**SET TASK:**
Copy out the lines that include the word "rescaling".

**SUPPLIED DATA:**
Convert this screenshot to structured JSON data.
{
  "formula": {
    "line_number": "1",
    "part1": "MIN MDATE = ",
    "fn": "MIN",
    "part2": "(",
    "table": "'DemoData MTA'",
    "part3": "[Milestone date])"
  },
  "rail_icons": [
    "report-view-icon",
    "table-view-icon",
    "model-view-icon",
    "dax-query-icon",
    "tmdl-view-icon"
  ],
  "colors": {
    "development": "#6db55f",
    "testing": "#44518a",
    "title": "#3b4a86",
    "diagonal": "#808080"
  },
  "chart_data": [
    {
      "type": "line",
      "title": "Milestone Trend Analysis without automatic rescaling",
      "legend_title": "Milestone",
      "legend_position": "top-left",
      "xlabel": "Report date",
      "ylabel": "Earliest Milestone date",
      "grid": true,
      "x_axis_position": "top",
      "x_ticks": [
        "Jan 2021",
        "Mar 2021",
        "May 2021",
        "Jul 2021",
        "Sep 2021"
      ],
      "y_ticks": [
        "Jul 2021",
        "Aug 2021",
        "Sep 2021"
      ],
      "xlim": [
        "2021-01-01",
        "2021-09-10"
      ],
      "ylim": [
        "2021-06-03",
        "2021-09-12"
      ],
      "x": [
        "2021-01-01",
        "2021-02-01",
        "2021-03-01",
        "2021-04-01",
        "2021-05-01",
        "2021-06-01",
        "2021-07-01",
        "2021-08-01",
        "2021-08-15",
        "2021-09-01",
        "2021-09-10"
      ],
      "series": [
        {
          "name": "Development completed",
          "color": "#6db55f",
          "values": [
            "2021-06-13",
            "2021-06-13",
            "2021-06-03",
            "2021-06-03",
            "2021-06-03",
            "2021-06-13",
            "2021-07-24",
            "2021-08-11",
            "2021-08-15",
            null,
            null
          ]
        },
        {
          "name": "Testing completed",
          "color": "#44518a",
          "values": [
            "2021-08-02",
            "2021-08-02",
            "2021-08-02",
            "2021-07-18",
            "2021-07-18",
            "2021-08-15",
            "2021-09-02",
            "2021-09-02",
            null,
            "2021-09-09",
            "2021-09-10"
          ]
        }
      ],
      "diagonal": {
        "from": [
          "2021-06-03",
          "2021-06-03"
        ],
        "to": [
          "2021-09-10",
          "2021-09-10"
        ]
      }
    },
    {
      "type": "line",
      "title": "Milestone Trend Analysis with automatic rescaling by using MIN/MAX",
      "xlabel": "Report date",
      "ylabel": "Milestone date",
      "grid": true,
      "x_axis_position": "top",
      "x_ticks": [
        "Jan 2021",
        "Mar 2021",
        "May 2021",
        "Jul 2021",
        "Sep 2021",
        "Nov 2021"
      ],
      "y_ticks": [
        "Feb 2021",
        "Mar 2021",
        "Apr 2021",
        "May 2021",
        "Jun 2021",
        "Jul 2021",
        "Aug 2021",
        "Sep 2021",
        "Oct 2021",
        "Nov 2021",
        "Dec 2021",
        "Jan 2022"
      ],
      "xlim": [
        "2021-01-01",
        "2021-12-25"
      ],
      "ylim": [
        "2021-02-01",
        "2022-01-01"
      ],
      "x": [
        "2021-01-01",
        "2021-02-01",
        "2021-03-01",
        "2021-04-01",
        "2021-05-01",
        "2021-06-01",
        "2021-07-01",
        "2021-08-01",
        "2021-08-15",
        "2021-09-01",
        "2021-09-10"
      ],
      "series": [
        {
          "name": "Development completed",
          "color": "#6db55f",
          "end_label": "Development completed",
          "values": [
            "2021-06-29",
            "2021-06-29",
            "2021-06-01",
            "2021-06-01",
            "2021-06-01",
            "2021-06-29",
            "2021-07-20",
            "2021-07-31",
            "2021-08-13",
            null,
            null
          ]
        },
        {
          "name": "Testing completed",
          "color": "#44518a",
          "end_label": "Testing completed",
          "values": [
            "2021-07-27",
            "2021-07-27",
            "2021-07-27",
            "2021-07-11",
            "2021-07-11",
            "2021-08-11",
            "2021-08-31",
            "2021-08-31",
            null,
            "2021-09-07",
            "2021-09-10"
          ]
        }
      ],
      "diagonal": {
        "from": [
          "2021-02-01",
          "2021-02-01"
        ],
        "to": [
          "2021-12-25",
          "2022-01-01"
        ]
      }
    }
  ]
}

==

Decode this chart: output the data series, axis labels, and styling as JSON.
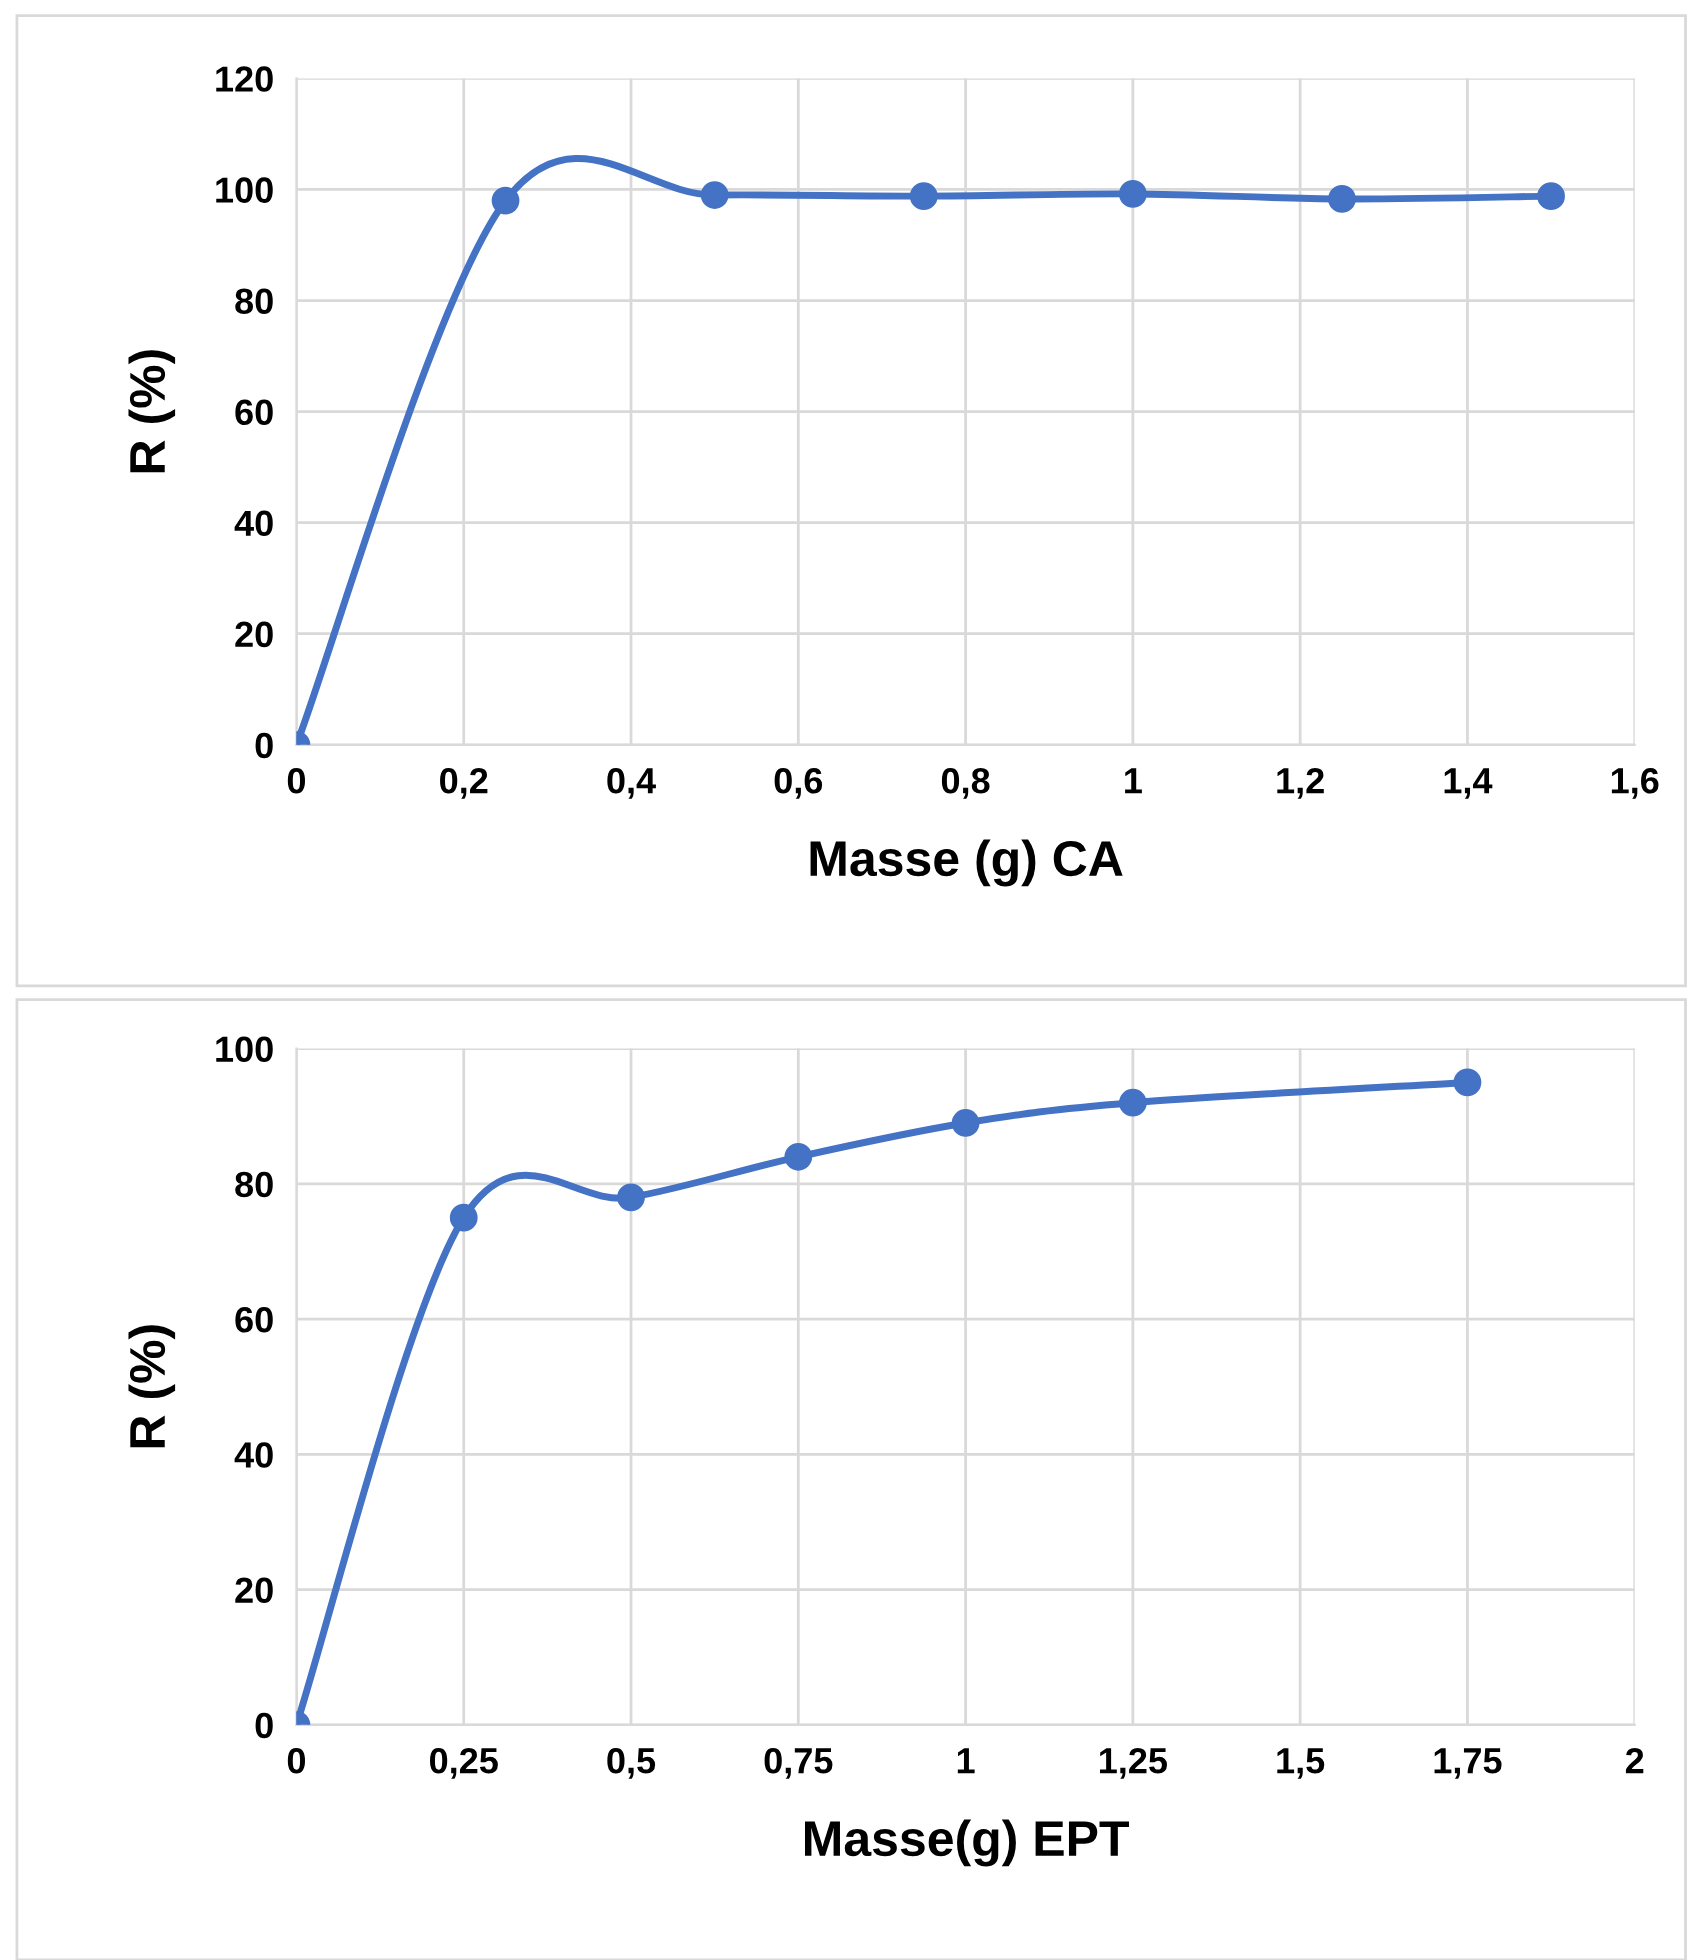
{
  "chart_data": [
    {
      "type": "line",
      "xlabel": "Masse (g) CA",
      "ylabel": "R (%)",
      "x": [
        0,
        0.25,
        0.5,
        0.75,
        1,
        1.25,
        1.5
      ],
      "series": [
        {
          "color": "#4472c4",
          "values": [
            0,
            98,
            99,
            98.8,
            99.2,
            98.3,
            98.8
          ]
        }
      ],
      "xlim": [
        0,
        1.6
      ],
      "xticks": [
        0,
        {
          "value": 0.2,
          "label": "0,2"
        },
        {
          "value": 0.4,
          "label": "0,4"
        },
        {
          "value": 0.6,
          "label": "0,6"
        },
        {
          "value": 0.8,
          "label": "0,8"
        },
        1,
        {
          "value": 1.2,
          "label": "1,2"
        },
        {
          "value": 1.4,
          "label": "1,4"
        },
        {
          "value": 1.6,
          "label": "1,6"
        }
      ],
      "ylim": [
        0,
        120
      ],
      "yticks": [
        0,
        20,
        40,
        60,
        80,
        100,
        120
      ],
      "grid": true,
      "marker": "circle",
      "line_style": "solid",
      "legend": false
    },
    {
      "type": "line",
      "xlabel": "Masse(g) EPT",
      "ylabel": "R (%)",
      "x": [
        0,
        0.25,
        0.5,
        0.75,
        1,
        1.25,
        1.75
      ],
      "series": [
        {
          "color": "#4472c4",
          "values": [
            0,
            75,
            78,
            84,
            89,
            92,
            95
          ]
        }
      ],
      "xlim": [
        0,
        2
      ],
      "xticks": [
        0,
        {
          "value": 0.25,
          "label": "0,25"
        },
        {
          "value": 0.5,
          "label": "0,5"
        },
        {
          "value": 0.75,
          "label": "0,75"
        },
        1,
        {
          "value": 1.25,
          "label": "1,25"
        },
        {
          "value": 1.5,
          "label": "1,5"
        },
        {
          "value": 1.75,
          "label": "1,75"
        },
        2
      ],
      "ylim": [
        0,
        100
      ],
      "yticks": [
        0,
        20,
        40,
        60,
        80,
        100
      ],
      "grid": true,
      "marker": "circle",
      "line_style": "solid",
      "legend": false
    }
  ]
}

**RESPONSE TO THE EXERCISE:**
      "title": "Milestone Trend Analysis without automatic rescaling",
      "title": "Milestone Trend Analysis with automatic rescaling by using MIN/MAX",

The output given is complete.